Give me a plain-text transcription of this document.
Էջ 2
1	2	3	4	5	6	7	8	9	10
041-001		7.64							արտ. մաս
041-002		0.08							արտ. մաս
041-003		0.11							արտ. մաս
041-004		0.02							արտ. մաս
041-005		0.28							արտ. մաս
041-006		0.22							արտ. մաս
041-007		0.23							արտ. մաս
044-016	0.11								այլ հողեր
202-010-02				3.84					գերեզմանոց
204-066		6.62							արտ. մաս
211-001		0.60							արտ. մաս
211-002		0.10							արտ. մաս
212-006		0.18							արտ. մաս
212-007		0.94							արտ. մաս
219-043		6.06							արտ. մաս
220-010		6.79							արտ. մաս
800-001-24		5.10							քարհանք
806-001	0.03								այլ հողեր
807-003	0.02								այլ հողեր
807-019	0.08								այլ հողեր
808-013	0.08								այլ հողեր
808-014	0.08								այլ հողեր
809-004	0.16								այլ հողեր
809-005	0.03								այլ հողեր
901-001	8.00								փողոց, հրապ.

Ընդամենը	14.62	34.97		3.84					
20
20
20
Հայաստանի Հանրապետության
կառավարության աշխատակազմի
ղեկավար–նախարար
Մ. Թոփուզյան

Directions for this task:
Scan the listing above. Collect all lines with the word "հողեր".

Worked solution:
044-016	0.11								այլ հողեր
806-001	0.03								այլ հողեր
807-003	0.02								այլ հողեր
807-019	0.08								այլ հողեր
808-013	0.08								այլ հողեր
808-014	0.08								այլ հողեր
809-004	0.16								այլ հողեր
809-005	0.03								այլ հողեր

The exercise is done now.